====== Provided entries ======

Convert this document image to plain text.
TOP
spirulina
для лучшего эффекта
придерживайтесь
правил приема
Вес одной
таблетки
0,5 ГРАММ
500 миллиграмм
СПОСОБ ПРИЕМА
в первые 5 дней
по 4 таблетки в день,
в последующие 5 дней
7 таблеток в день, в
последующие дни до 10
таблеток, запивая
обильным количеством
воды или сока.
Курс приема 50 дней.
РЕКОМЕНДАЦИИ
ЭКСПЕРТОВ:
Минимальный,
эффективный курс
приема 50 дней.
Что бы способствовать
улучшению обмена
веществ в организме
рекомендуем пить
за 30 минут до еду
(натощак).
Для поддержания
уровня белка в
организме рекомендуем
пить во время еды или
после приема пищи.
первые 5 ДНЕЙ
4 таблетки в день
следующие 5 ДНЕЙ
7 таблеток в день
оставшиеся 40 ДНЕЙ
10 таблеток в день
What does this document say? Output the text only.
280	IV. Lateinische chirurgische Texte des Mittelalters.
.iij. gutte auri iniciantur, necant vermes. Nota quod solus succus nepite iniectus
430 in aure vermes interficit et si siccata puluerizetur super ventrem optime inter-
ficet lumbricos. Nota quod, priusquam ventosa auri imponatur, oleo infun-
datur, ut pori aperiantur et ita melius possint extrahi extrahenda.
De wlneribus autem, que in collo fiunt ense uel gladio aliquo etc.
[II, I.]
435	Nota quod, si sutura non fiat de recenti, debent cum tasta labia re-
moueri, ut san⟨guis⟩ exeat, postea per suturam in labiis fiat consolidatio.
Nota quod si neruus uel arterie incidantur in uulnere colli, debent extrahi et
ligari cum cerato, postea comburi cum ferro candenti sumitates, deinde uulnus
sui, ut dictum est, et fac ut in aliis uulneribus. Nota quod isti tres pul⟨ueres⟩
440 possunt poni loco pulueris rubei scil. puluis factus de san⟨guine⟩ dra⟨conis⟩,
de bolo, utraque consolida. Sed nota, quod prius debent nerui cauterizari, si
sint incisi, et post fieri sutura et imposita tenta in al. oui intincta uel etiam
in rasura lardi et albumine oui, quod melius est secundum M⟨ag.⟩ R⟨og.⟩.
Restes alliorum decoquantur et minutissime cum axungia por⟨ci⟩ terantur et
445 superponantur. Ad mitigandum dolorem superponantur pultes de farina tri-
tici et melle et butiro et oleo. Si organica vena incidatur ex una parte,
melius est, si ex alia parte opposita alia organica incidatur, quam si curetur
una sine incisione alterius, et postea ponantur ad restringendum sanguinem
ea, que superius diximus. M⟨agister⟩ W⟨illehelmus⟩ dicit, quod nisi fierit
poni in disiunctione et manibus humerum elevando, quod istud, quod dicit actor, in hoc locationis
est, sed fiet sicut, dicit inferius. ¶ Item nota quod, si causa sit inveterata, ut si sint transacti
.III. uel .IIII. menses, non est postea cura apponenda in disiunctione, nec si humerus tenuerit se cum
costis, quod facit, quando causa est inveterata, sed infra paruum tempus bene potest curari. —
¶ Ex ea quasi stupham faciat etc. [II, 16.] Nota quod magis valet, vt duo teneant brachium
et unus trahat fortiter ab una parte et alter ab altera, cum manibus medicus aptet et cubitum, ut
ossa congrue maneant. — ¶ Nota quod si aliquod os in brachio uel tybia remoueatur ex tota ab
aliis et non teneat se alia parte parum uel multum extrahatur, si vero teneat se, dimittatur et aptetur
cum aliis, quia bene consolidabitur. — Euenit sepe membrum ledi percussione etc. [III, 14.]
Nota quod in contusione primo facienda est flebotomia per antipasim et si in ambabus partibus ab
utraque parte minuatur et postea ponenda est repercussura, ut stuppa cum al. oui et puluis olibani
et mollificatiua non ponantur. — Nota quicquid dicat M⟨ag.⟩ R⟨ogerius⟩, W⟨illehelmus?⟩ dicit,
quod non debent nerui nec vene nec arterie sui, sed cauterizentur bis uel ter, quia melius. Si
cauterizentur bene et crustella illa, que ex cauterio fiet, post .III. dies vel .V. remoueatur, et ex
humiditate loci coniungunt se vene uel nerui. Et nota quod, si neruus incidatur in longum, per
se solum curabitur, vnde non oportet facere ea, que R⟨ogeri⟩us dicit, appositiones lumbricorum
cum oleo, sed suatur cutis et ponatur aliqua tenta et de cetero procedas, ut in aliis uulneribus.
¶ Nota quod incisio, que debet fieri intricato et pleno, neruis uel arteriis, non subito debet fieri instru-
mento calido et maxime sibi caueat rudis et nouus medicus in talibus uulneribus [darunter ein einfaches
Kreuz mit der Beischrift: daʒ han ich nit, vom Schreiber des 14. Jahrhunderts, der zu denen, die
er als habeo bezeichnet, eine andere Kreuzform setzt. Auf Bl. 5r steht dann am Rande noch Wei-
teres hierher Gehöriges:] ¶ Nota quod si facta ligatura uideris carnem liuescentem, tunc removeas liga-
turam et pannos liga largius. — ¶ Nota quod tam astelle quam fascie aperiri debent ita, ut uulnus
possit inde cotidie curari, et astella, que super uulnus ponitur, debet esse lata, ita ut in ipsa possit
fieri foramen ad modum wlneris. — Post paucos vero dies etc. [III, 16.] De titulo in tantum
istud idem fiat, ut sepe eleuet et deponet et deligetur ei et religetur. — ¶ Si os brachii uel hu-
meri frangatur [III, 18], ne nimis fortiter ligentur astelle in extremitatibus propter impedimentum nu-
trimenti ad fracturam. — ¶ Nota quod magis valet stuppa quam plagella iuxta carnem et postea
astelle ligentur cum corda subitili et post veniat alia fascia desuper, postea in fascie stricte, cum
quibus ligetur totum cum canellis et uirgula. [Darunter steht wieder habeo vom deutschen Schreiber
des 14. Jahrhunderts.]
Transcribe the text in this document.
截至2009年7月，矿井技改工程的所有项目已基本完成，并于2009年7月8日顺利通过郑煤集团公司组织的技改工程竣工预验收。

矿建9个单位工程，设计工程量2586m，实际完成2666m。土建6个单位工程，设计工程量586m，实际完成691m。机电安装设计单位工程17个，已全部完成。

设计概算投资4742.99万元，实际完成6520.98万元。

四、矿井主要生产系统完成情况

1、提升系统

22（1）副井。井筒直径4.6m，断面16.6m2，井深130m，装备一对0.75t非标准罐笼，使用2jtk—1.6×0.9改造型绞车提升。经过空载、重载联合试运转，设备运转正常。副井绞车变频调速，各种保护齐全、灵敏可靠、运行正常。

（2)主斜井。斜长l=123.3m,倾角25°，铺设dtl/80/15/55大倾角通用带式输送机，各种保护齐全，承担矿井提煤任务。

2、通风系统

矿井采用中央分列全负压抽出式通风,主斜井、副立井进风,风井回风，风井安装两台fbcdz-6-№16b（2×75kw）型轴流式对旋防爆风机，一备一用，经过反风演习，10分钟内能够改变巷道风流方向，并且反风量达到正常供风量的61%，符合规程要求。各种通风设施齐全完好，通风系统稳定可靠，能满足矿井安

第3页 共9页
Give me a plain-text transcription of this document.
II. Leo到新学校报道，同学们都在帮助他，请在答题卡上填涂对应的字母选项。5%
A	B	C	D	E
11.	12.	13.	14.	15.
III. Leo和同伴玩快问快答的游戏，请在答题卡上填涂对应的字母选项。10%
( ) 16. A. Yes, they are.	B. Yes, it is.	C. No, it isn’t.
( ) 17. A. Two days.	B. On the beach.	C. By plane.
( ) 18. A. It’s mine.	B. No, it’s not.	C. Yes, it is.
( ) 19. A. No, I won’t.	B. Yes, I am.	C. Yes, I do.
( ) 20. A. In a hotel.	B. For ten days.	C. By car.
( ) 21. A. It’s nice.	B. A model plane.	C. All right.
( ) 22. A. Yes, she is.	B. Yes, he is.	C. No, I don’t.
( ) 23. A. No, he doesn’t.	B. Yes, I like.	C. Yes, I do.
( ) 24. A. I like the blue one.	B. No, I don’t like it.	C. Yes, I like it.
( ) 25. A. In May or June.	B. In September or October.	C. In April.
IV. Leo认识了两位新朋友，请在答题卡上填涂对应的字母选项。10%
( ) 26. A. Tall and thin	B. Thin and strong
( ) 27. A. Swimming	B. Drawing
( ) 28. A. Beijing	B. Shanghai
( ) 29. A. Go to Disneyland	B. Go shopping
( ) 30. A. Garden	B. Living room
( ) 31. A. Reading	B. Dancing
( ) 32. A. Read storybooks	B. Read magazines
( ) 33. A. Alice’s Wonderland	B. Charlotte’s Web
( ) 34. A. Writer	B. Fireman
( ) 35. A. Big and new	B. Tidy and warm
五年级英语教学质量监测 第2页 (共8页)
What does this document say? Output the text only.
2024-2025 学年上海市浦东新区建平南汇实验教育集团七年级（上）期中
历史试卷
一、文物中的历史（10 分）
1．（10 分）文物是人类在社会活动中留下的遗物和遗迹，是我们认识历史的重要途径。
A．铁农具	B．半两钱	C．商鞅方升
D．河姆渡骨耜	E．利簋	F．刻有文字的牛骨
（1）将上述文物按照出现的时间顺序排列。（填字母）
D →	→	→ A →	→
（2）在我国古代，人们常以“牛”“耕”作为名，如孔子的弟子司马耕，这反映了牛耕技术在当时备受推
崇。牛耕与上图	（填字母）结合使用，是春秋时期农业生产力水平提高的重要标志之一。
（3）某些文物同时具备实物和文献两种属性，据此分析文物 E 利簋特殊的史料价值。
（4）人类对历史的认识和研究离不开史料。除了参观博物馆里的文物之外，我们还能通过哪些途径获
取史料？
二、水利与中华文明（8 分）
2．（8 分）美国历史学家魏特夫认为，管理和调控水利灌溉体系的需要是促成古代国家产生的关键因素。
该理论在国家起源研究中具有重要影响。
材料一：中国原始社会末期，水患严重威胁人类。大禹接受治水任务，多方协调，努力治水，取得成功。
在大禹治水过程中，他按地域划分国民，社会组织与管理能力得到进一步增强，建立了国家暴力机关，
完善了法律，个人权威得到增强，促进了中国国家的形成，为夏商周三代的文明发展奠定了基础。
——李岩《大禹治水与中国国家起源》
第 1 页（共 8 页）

======

== What is asked ==
Gather from the entries above all lines that include the string "astelle".

== Solution for this exercise ==
turam et pannos liga largius. — ¶ Nota quod tam astelle quam fascie aperiri debent ita, ut uulnus
meri frangatur [III, 18], ne nimis fortiter ligentur astelle in extremitatibus propter impedimentum nu-
astelle ligentur cum corda subitili et post veniat alia fascia desuper, postea in fascie stricte, cum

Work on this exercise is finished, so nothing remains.